### SUPPLIED DATA ###

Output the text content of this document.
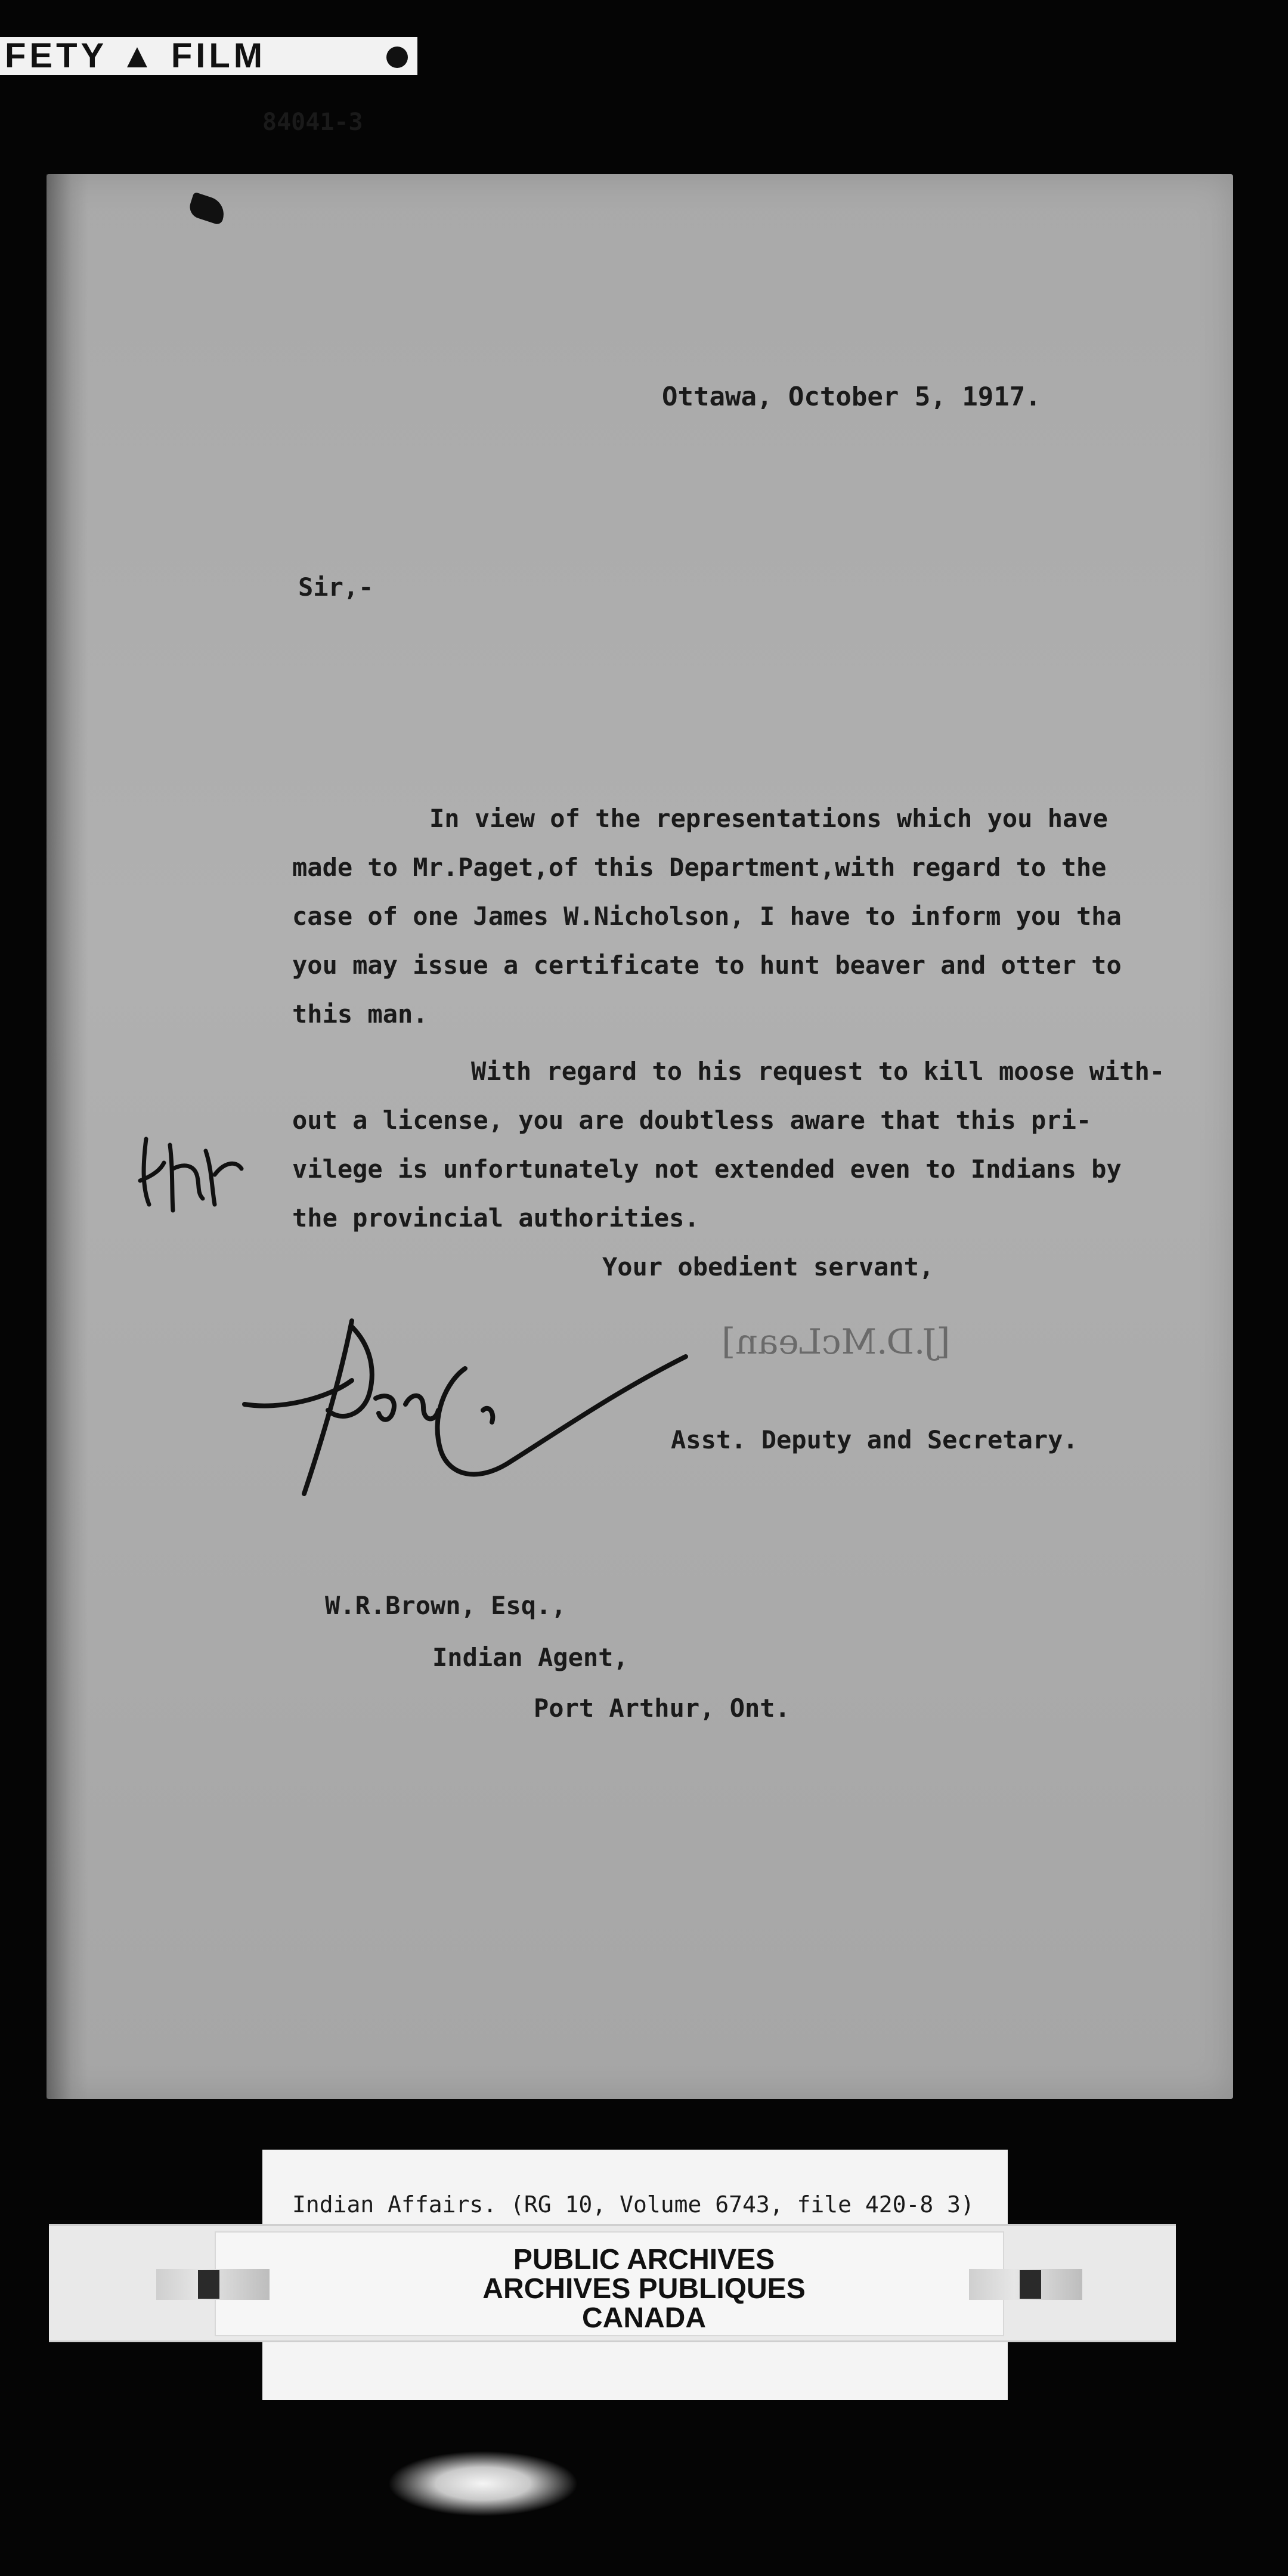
FETY ▲ FILM
84041-3
Ottawa, October 5, 1917.
Sir,-
In view of the representations which you have
made to Mr.Paget,of this Department,with regard to the
case of one James W.Nicholson, I have to inform you tha
you may issue a certificate to hunt beaver and otter to
this man.
With regard to his request to kill moose with-
out a license, you are doubtless aware that this pri-
vilege is unfortunately not extended even to Indians by
the provincial authorities.
Your obedient servant,
[J.D.McLean]
Asst. Deputy and Secretary.
W.R.Brown, Esq.,
Indian Agent,
Port Arthur, Ont.
Indian Affairs. (RG 10, Volume 6743, file 420-8 3)
PUBLIC ARCHIVES
ARCHIVES PUBLIQUES
CANADA
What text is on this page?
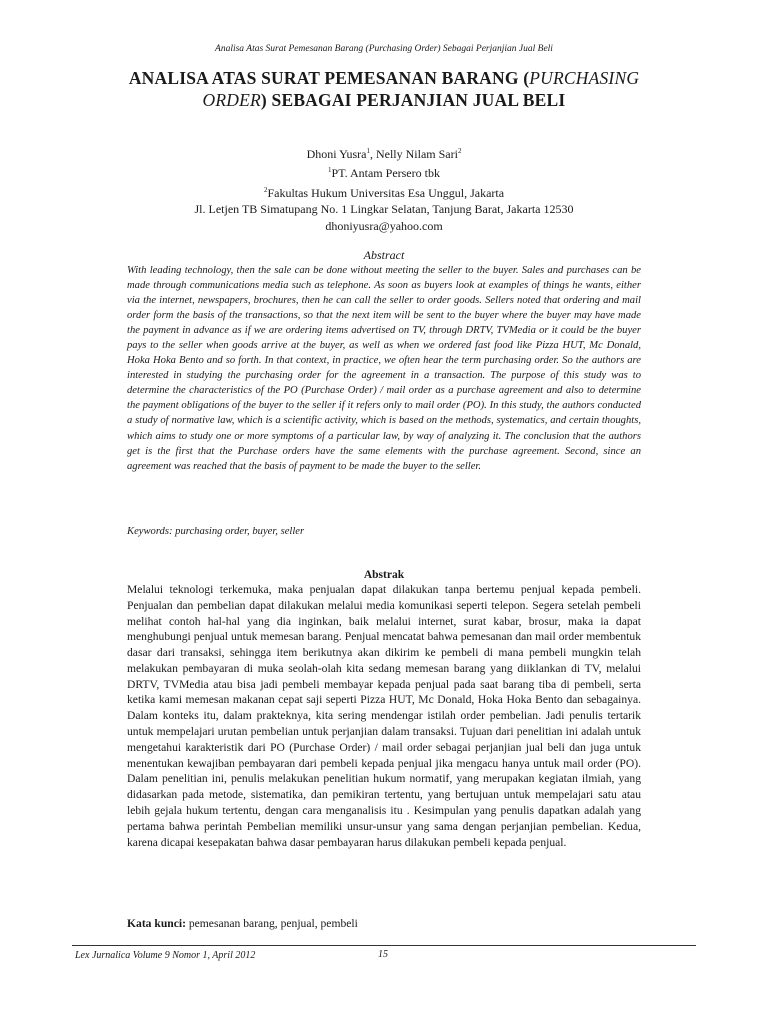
Analisa Atas Surat Pemesanan Barang (Purchasing Order) Sebagai Perjanjian Jual Beli
ANALISA ATAS SURAT PEMESANAN BARANG (PURCHASING ORDER) SEBAGAI PERJANJIAN JUAL BELI
Dhoni Yusra$^1$, Nelly Nilam Sari$^2$
$^1$PT. Antam Persero tbk
$^2$Fakultas Hukum Universitas Esa Unggul, Jakarta
Jl. Letjen TB Simatupang No. 1 Lingkar Selatan, Tanjung Barat, Jakarta 12530
dhoniyusra@yahoo.com
Abstract

With leading technology, then the sale can be done without meeting the seller to the buyer. Sales and purchases can be made through communications media such as telephone. As soon as buyers look at examples of things he wants, either via the internet, newspapers, brochures, then he can call the seller to order goods. Sellers noted that ordering and mail order form the basis of the transactions, so that the next item will be sent to the buyer where the buyer may have made the payment in advance as if we are ordering items advertised on TV, through DRTV, TVMedia or it could be the buyer pays to the seller when goods arrive at the buyer, as well as when we ordered fast food like Pizza HUT, Mc Donald, Hoka Hoka Bento and so forth. In that context, in practice, we often hear the term purchasing order. So the authors are interested in studying the purchasing order for the agreement in a transaction. The purpose of this study was to determine the characteristics of the PO (Purchase Order) / mail order as a purchase agreement and also to determine the payment obligations of the buyer to the seller if it refers only to mail order (PO). In this study, the authors conducted a study of normative law, which is a scientific activity, which is based on the methods, systematics, and certain thoughts, which aims to study one or more symptoms of a particular law, by way of analyzing it. The conclusion that the authors get is the first that the Purchase orders have the same elements with the purchase agreement. Second, since an agreement was reached that the basis of payment to be made the buyer to the seller.

Keywords: purchasing order, buyer, seller
Abstrak

Melalui teknologi terkemuka, maka penjualan dapat dilakukan tanpa bertemu penjual kepada pembeli. Penjualan dan pembelian dapat dilakukan melalui media komunikasi seperti telepon. Segera setelah pembeli melihat contoh hal-hal yang dia inginkan, baik melalui internet, surat kabar, brosur, maka ia dapat menghubungi penjual untuk memesan barang. Penjual mencatat bahwa pemesanan dan mail order membentuk dasar dari transaksi, sehingga item berikutnya akan dikirim ke pembeli di mana pembeli mungkin telah melakukan pembayaran di muka seolah-olah kita sedang memesan barang yang diiklankan di TV, melalui DRTV, TVMedia atau bisa jadi pembeli membayar kepada penjual pada saat barang tiba di pembeli, serta ketika kami memesan makanan cepat saji seperti Pizza HUT, Mc Donald, Hoka Hoka Bento dan sebagainya. Dalam konteks itu, dalam prakteknya, kita sering mendengar istilah order pembelian. Jadi penulis tertarik untuk mempelajari urutan pembelian untuk perjanjian dalam transaksi. Tujuan dari penelitian ini adalah untuk mengetahui karakteristik dari PO (Purchase Order) / mail order sebagai perjanjian jual beli dan juga untuk menentukan kewajiban pembayaran dari pembeli kepada penjual jika mengacu hanya untuk mail order (PO). Dalam penelitian ini, penulis melakukan penelitian hukum normatif, yang merupakan kegiatan ilmiah, yang didasarkan pada metode, sistematika, dan pemikiran tertentu, yang bertujuan untuk mempelajari satu atau lebih gejala hukum tertentu, dengan cara menganalisis itu . Kesimpulan yang penulis dapatkan adalah yang pertama bahwa perintah Pembelian memiliki unsur-unsur yang sama dengan perjanjian pembelian. Kedua, karena dicapai kesepakatan bahwa dasar pembayaran harus dilakukan pembeli kepada penjual.

Kata kunci: pemesanan barang, penjual, pembeli
Lex Jurnalica Volume 9 Nomor 1, April 2012	15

###

§ **INSTRUCTION**
Repeat the records above exactly, leaving out any pictures they contain.

§ **WRITTEN RESPONSE**
Output the text content of this document.
FETY ▲ FILM
84041-3
Ottawa, October 5, 1917.
Sir,-
In view of the representations which you have
made to Mr.Paget,of this Department,with regard to the
case of one James W.Nicholson, I have to inform you tha
you may issue a certificate to hunt beaver and otter to
this man.
With regard to his request to kill moose with-
out a license, you are doubtless aware that this pri-
vilege is unfortunately not extended even to Indians by
the provincial authorities.
Your obedient servant,
[J.D.McLean]
Asst. Deputy and Secretary.
W.R.Brown, Esq.,
Indian Agent,
Port Arthur, Ont.
Indian Affairs. (RG 10, Volume 6743, file 420-8 3)
PUBLIC ARCHIVES
ARCHIVES PUBLIQUES
CANADA
What text is on this page?
Analisa Atas Surat Pemesanan Barang (Purchasing Order) Sebagai Perjanjian Jual Beli
ANALISA ATAS SURAT PEMESANAN BARANG (PURCHASING ORDER) SEBAGAI PERJANJIAN JUAL BELI
Dhoni Yusra$^1$, Nelly Nilam Sari$^2$
$^1$PT. Antam Persero tbk
$^2$Fakultas Hukum Universitas Esa Unggul, Jakarta
Jl. Letjen TB Simatupang No. 1 Lingkar Selatan, Tanjung Barat, Jakarta 12530
dhoniyusra@yahoo.com
Abstract

With leading technology, then the sale can be done without meeting the seller to the buyer. Sales and purchases can be made through communications media such as telephone. As soon as buyers look at examples of things he wants, either via the internet, newspapers, brochures, then he can call the seller to order goods. Sellers noted that ordering and mail order form the basis of the transactions, so that the next item will be sent to the buyer where the buyer may have made the payment in advance as if we are ordering items advertised on TV, through DRTV, TVMedia or it could be the buyer pays to the seller when goods arrive at the buyer, as well as when we ordered fast food like Pizza HUT, Mc Donald, Hoka Hoka Bento and so forth. In that context, in practice, we often hear the term purchasing order. So the authors are interested in studying the purchasing order for the agreement in a transaction. The purpose of this study was to determine the characteristics of the PO (Purchase Order) / mail order as a purchase agreement and also to determine the payment obligations of the buyer to the seller if it refers only to mail order (PO). In this study, the authors conducted a study of normative law, which is a scientific activity, which is based on the methods, systematics, and certain thoughts, which aims to study one or more symptoms of a particular law, by way of analyzing it. The conclusion that the authors get is the first that the Purchase orders have the same elements with the purchase agreement. Second, since an agreement was reached that the basis of payment to be made the buyer to the seller.

Keywords: purchasing order, buyer, seller
Abstrak

Melalui teknologi terkemuka, maka penjualan dapat dilakukan tanpa bertemu penjual kepada pembeli. Penjualan dan pembelian dapat dilakukan melalui media komunikasi seperti telepon. Segera setelah pembeli melihat contoh hal-hal yang dia inginkan, baik melalui internet, surat kabar, brosur, maka ia dapat menghubungi penjual untuk memesan barang. Penjual mencatat bahwa pemesanan dan mail order membentuk dasar dari transaksi, sehingga item berikutnya akan dikirim ke pembeli di mana pembeli mungkin telah melakukan pembayaran di muka seolah-olah kita sedang memesan barang yang diiklankan di TV, melalui DRTV, TVMedia atau bisa jadi pembeli membayar kepada penjual pada saat barang tiba di pembeli, serta ketika kami memesan makanan cepat saji seperti Pizza HUT, Mc Donald, Hoka Hoka Bento dan sebagainya. Dalam konteks itu, dalam prakteknya, kita sering mendengar istilah order pembelian. Jadi penulis tertarik untuk mempelajari urutan pembelian untuk perjanjian dalam transaksi. Tujuan dari penelitian ini adalah untuk mengetahui karakteristik dari PO (Purchase Order) / mail order sebagai perjanjian jual beli dan juga untuk menentukan kewajiban pembayaran dari pembeli kepada penjual jika mengacu hanya untuk mail order (PO). Dalam penelitian ini, penulis melakukan penelitian hukum normatif, yang merupakan kegiatan ilmiah, yang didasarkan pada metode, sistematika, dan pemikiran tertentu, yang bertujuan untuk mempelajari satu atau lebih gejala hukum tertentu, dengan cara menganalisis itu . Kesimpulan yang penulis dapatkan adalah yang pertama bahwa perintah Pembelian memiliki unsur-unsur yang sama dengan perjanjian pembelian. Kedua, karena dicapai kesepakatan bahwa dasar pembayaran harus dilakukan pembeli kepada penjual.

Kata kunci: pemesanan barang, penjual, pembeli
Lex Jurnalica Volume 9 Nomor 1, April 2012	15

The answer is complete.